Copy the records below exactly, leaving out every picture.

-- START OF GIVEN DATA --

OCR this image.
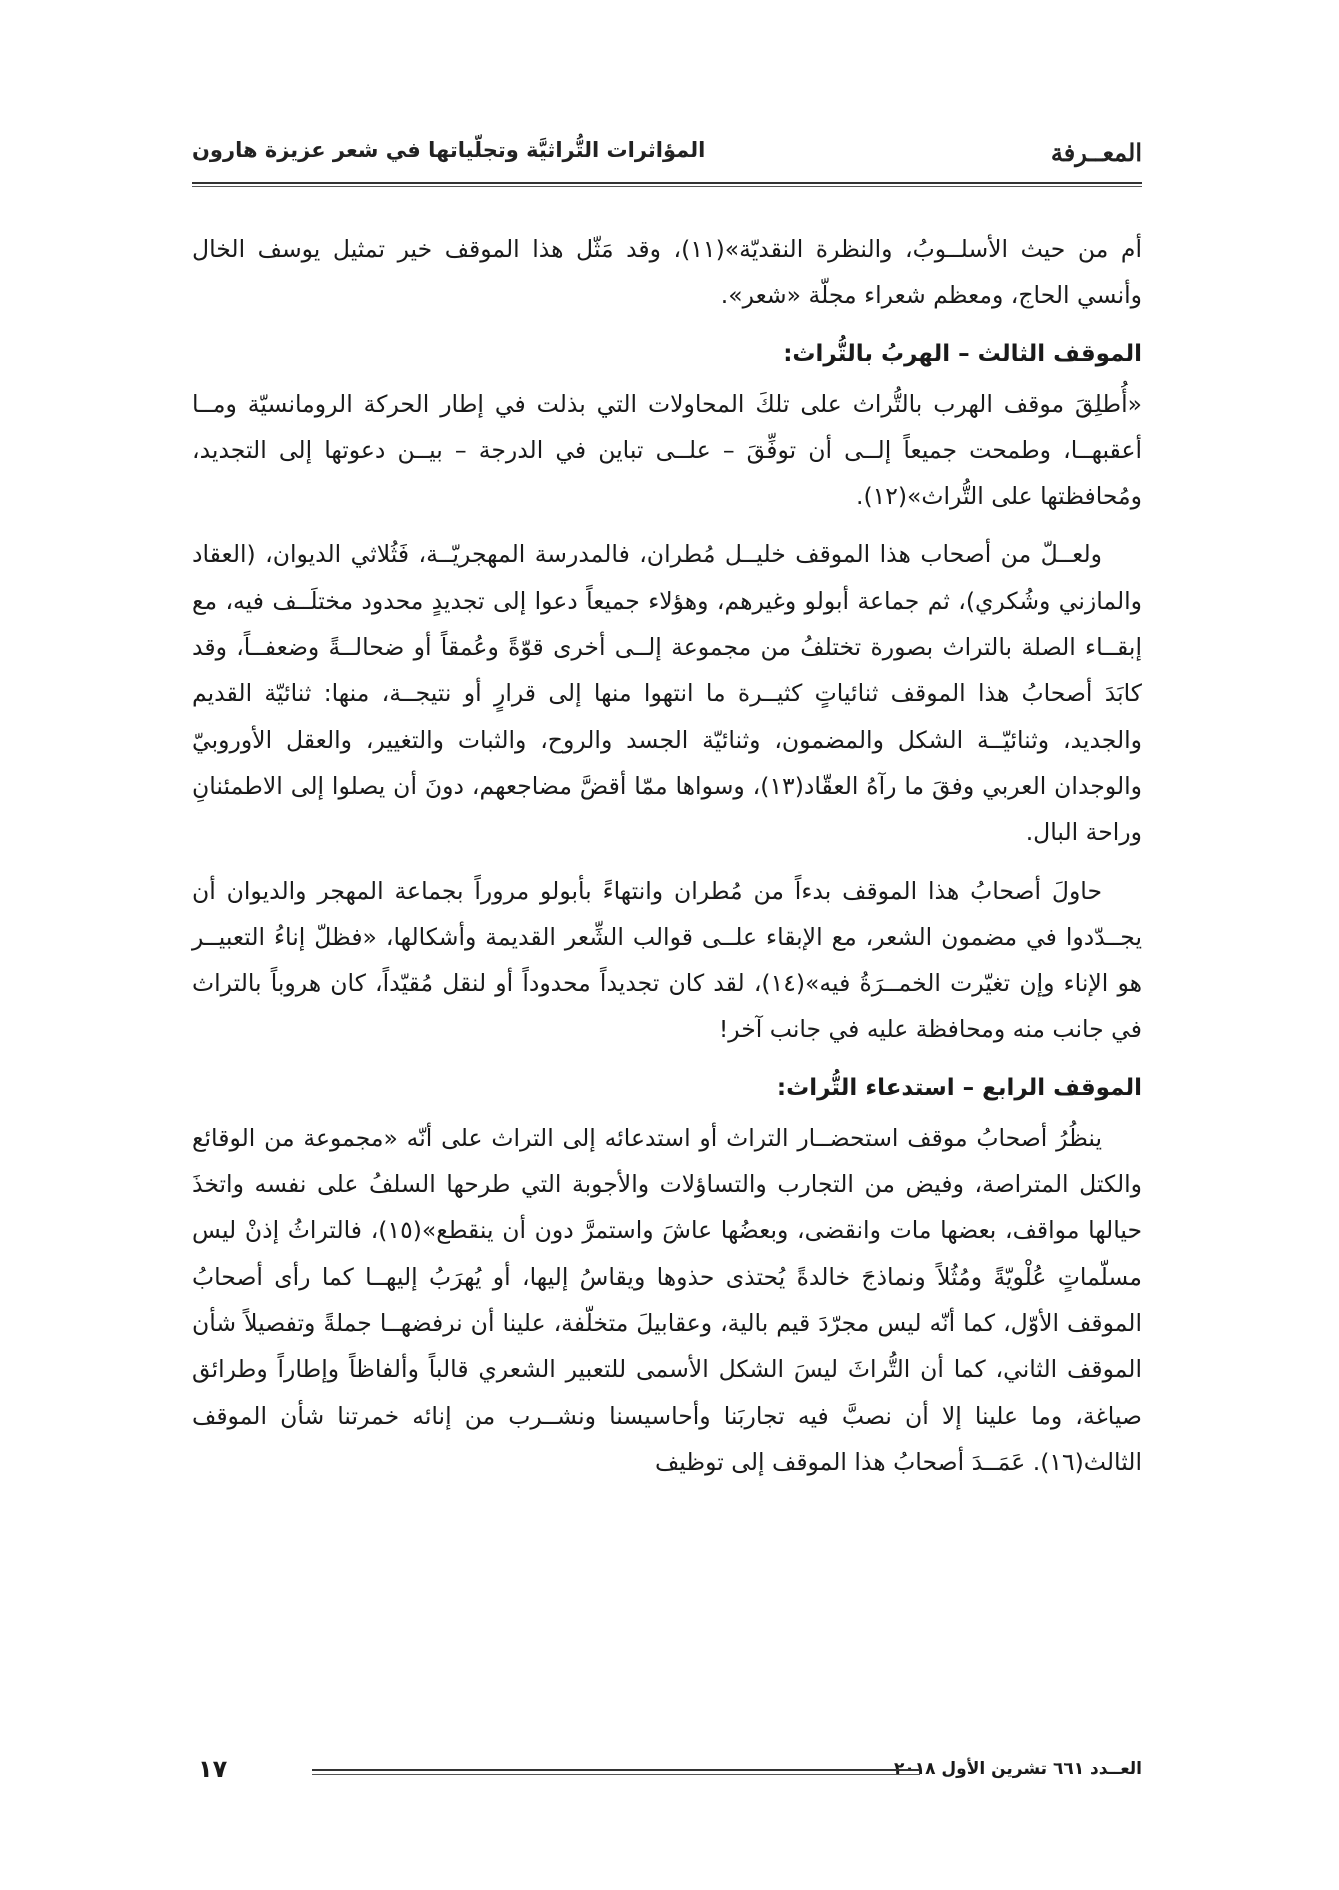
المعــرفة
المؤاثرات التُّراثيَّة وتجلّياتها في شعر عزيزة هارون

أم من حيث الأسلــوبُ، والنظرة النقديّة»(١١)، وقد مَثّل هذا الموقف خير تمثيل يوسف الخال وأنسي الحاج، ومعظم شعراء مجلّة «شعر».

الموقف الثالث – الهربُ بالتُّراث:

«أُطلِقَ موقف الهرب بالتُّراث على تلكَ المحاولات التي بذلت في إطار الحركة الرومانسيّة ومــا أعقبهــا، وطمحت جميعاً إلــى أن توفِّقَ – علــى تباين في الدرجة – بيــن دعوتها إلى التجديد، ومُحافظتها على التُّراث»(١٢).

ولعــلّ من أصحاب هذا الموقف خليــل مُطران، فالمدرسة المهجريّــة، فَثُلاثي الديوان، (العقاد والمازني وشُكري)، ثم جماعة أبولو وغيرهم، وهؤلاء جميعاً دعوا إلى تجديدٍ محدود مختلَــف فيه، مع إبقــاء الصلة بالتراث بصورة تختلفُ من مجموعة إلــى أخرى قوّةً وعُمقاً أو ضحالــةً وضعفــاً، وقد كابَدَ أصحابُ هذا الموقف ثنائياتٍ كثيــرة ما انتهوا منها إلى قرارٍ أو نتيجــة، منها: ثنائيّة القديم والجديد، وثنائيّــة الشكل والمضمون، وثنائيّة الجسد والروح، والثبات والتغيير، والعقل الأوروبيّ والوجدان العربي وفقَ ما رآهُ العقّاد(١٣)، وسواها ممّا أقضَّ مضاجعهم، دونَ أن يصلوا إلى الاطمئنانِ وراحة البال.

حاولَ أصحابُ هذا الموقف بدءاً من مُطران وانتهاءً بأبولو مروراً بجماعة المهجر والديوان أن يجــدّدوا في مضمون الشعر، مع الإبقاء علــى قوالب الشِّعر القديمة وأشكالها، «فظلّ إناءُ التعبيــر هو الإناء وإن تغيّرت الخمــرَةُ فيه»(١٤)، لقد كان تجديداً محدوداً أو لنقل مُقيّداً، كان هروباً بالتراث في جانب منه ومحافظة عليه في جانب آخر!

الموقف الرابع – استدعاء التُّراث:

ينظُرُ أصحابُ موقف استحضــار التراث أو استدعائه إلى التراث على أنّه «مجموعة من الوقائع والكتل المتراصة، وفيض من التجارب والتساؤلات والأجوبة التي طرحها السلفُ على نفسه واتخذَ حيالها مواقف، بعضها مات وانقضى، وبعضُها عاشَ واستمرَّ دون أن ينقطع»(١٥)، فالتراثُ إذنْ ليس مسلّماتٍ عُلْويّةً ومُثُلاً ونماذجَ خالدةً يُحتذى حذوها ويقاسُ إليها، أو يُهرَبُ إليهــا كما رأى أصحابُ الموقف الأوّل، كما أنّه ليس مجرّدَ قيم بالية، وعقابيلَ متخلّفة، علينا أن نرفضهــا جملةً وتفصيلاً شأن الموقف الثاني، كما أن التُّراثَ ليسَ الشكل الأسمى للتعبير الشعري قالباً وألفاظاً وإطاراً وطرائق صياغة، وما علينا إلا أن نصبَّ فيه تجاربَنا وأحاسيسنا ونشــرب من إنائه خمرتنا شأن الموقف الثالث(١٦). عَمَــدَ أصحابُ هذا الموقف إلى توظيف

العــدد ٦٦١ تشرين الأول ٢٠١٨
١٧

-- END OF GIVEN DATA --

SOLUTION TO THE EXERCISE.
OCR this image.
المعــرفة
المؤاثرات التُّراثيَّة وتجلّياتها في شعر عزيزة هارون

أم من حيث الأسلــوبُ، والنظرة النقديّة»(١١)، وقد مَثّل هذا الموقف خير تمثيل يوسف الخال وأنسي الحاج، ومعظم شعراء مجلّة «شعر».

الموقف الثالث – الهربُ بالتُّراث:

«أُطلِقَ موقف الهرب بالتُّراث على تلكَ المحاولات التي بذلت في إطار الحركة الرومانسيّة ومــا أعقبهــا، وطمحت جميعاً إلــى أن توفِّقَ – علــى تباين في الدرجة – بيــن دعوتها إلى التجديد، ومُحافظتها على التُّراث»(١٢).

ولعــلّ من أصحاب هذا الموقف خليــل مُطران، فالمدرسة المهجريّــة، فَثُلاثي الديوان، (العقاد والمازني وشُكري)، ثم جماعة أبولو وغيرهم، وهؤلاء جميعاً دعوا إلى تجديدٍ محدود مختلَــف فيه، مع إبقــاء الصلة بالتراث بصورة تختلفُ من مجموعة إلــى أخرى قوّةً وعُمقاً أو ضحالــةً وضعفــاً، وقد كابَدَ أصحابُ هذا الموقف ثنائياتٍ كثيــرة ما انتهوا منها إلى قرارٍ أو نتيجــة، منها: ثنائيّة القديم والجديد، وثنائيّــة الشكل والمضمون، وثنائيّة الجسد والروح، والثبات والتغيير، والعقل الأوروبيّ والوجدان العربي وفقَ ما رآهُ العقّاد(١٣)، وسواها ممّا أقضَّ مضاجعهم، دونَ أن يصلوا إلى الاطمئنانِ وراحة البال.

حاولَ أصحابُ هذا الموقف بدءاً من مُطران وانتهاءً بأبولو مروراً بجماعة المهجر والديوان أن يجــدّدوا في مضمون الشعر، مع الإبقاء علــى قوالب الشِّعر القديمة وأشكالها، «فظلّ إناءُ التعبيــر هو الإناء وإن تغيّرت الخمــرَةُ فيه»(١٤)، لقد كان تجديداً محدوداً أو لنقل مُقيّداً، كان هروباً بالتراث في جانب منه ومحافظة عليه في جانب آخر!

الموقف الرابع – استدعاء التُّراث:

ينظُرُ أصحابُ موقف استحضــار التراث أو استدعائه إلى التراث على أنّه «مجموعة من الوقائع والكتل المتراصة، وفيض من التجارب والتساؤلات والأجوبة التي طرحها السلفُ على نفسه واتخذَ حيالها مواقف، بعضها مات وانقضى، وبعضُها عاشَ واستمرَّ دون أن ينقطع»(١٥)، فالتراثُ إذنْ ليس مسلّماتٍ عُلْويّةً ومُثُلاً ونماذجَ خالدةً يُحتذى حذوها ويقاسُ إليها، أو يُهرَبُ إليهــا كما رأى أصحابُ الموقف الأوّل، كما أنّه ليس مجرّدَ قيم بالية، وعقابيلَ متخلّفة، علينا أن نرفضهــا جملةً وتفصيلاً شأن الموقف الثاني، كما أن التُّراثَ ليسَ الشكل الأسمى للتعبير الشعري قالباً وألفاظاً وإطاراً وطرائق صياغة، وما علينا إلا أن نصبَّ فيه تجاربَنا وأحاسيسنا ونشــرب من إنائه خمرتنا شأن الموقف الثالث(١٦). عَمَــدَ أصحابُ هذا الموقف إلى توظيف

العــدد ٦٦١ تشرين الأول ٢٠١٨
١٧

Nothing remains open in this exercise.